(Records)
+ + + + + + +

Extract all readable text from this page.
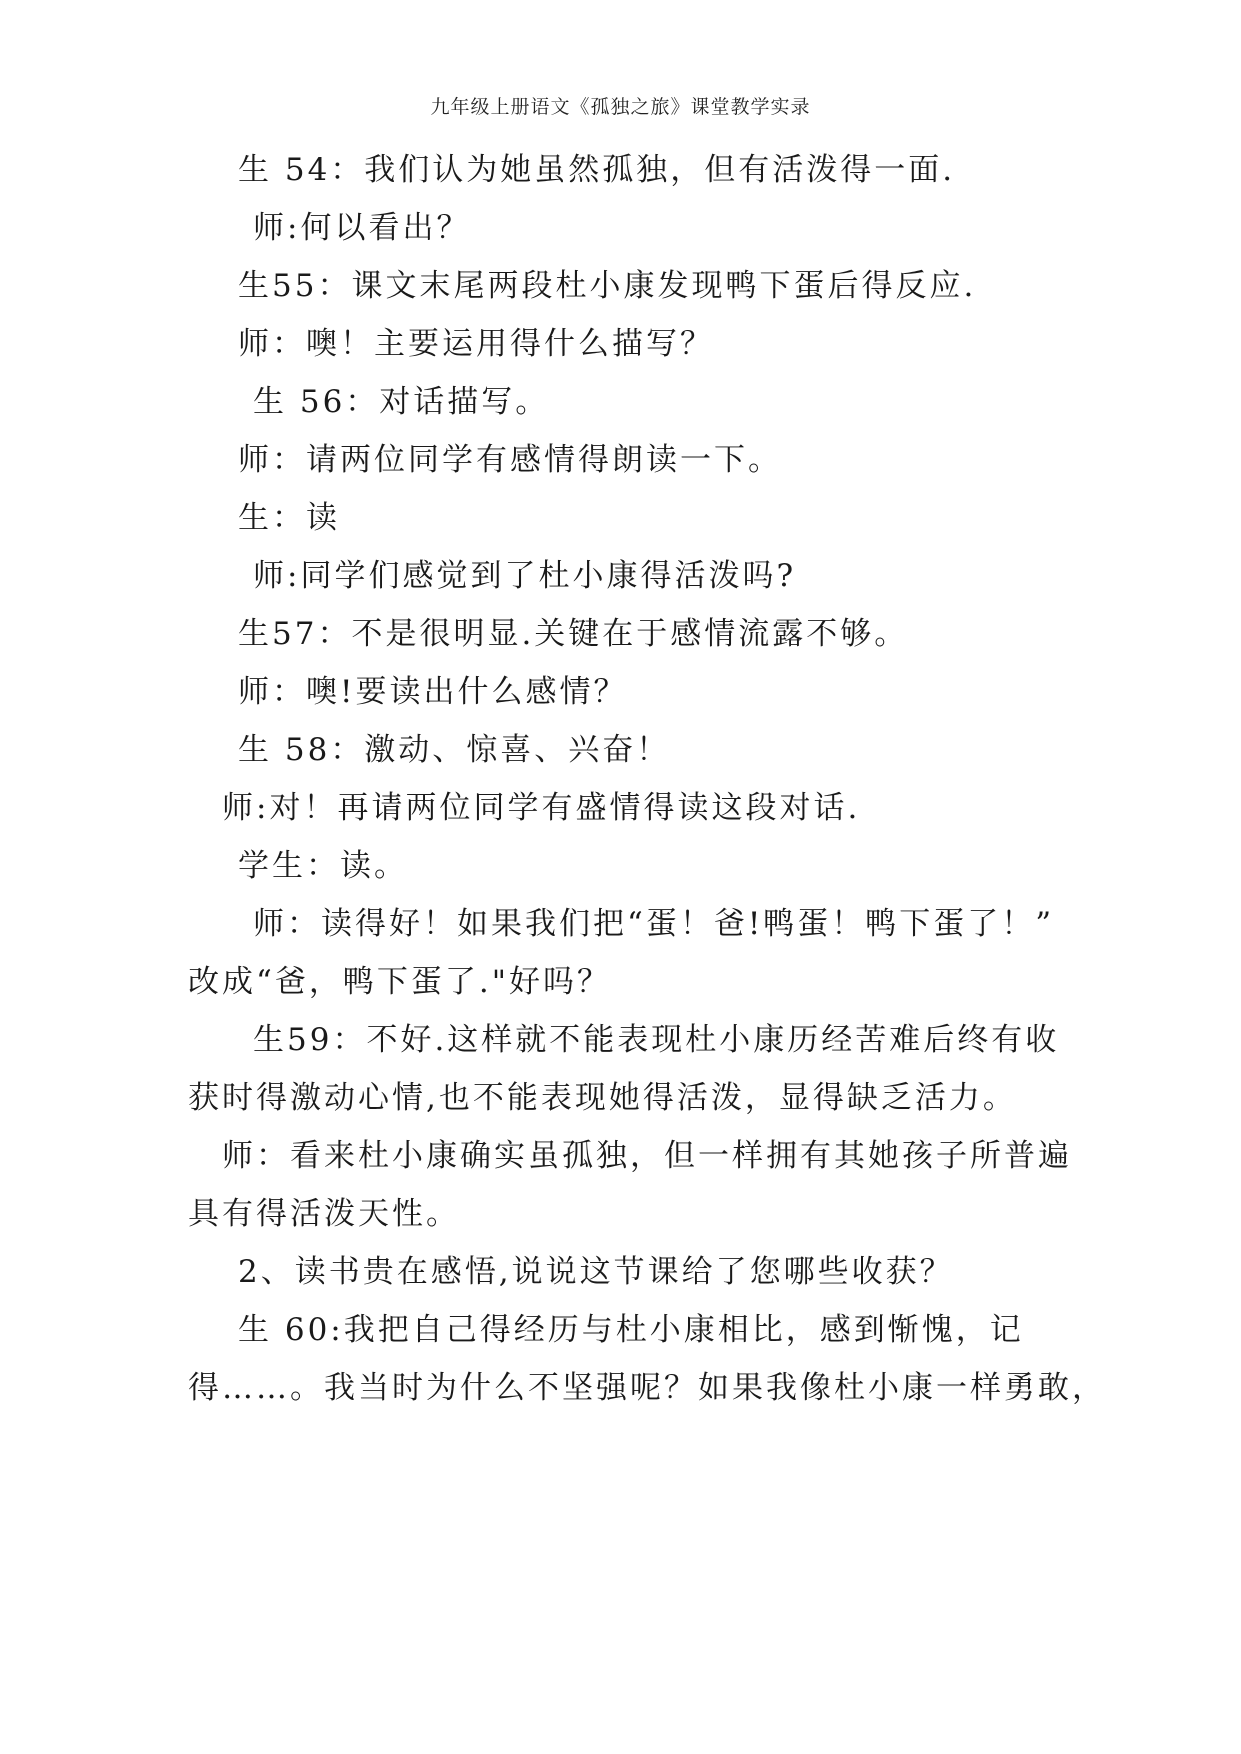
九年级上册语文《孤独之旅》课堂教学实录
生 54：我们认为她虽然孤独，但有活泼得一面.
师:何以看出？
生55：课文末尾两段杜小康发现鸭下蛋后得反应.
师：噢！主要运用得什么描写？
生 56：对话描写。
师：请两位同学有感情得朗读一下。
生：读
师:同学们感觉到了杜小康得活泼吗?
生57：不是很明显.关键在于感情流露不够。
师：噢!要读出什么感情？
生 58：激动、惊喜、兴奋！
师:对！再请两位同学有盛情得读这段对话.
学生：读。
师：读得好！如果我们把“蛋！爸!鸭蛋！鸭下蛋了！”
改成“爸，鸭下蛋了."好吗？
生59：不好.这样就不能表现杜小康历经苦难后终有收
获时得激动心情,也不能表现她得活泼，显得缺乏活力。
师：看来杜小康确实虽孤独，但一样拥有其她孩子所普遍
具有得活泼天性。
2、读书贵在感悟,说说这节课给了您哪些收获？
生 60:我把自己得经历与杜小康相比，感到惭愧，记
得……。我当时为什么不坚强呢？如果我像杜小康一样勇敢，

+ + + + + + +

Copy the records above exactly. The pictures are not part of the copy.

● **Response**:
Extract all readable text from this page.
九年级上册语文《孤独之旅》课堂教学实录
生 54：我们认为她虽然孤独，但有活泼得一面.
师:何以看出？
生55：课文末尾两段杜小康发现鸭下蛋后得反应.
师：噢！主要运用得什么描写？
生 56：对话描写。
师：请两位同学有感情得朗读一下。
生：读
师:同学们感觉到了杜小康得活泼吗?
生57：不是很明显.关键在于感情流露不够。
师：噢!要读出什么感情？
生 58：激动、惊喜、兴奋！
师:对！再请两位同学有盛情得读这段对话.
学生：读。
师：读得好！如果我们把“蛋！爸!鸭蛋！鸭下蛋了！”
改成“爸，鸭下蛋了."好吗？
生59：不好.这样就不能表现杜小康历经苦难后终有收
获时得激动心情,也不能表现她得活泼，显得缺乏活力。
师：看来杜小康确实虽孤独，但一样拥有其她孩子所普遍
具有得活泼天性。
2、读书贵在感悟,说说这节课给了您哪些收获？
生 60:我把自己得经历与杜小康相比，感到惭愧，记
得……。我当时为什么不坚强呢？如果我像杜小康一样勇敢，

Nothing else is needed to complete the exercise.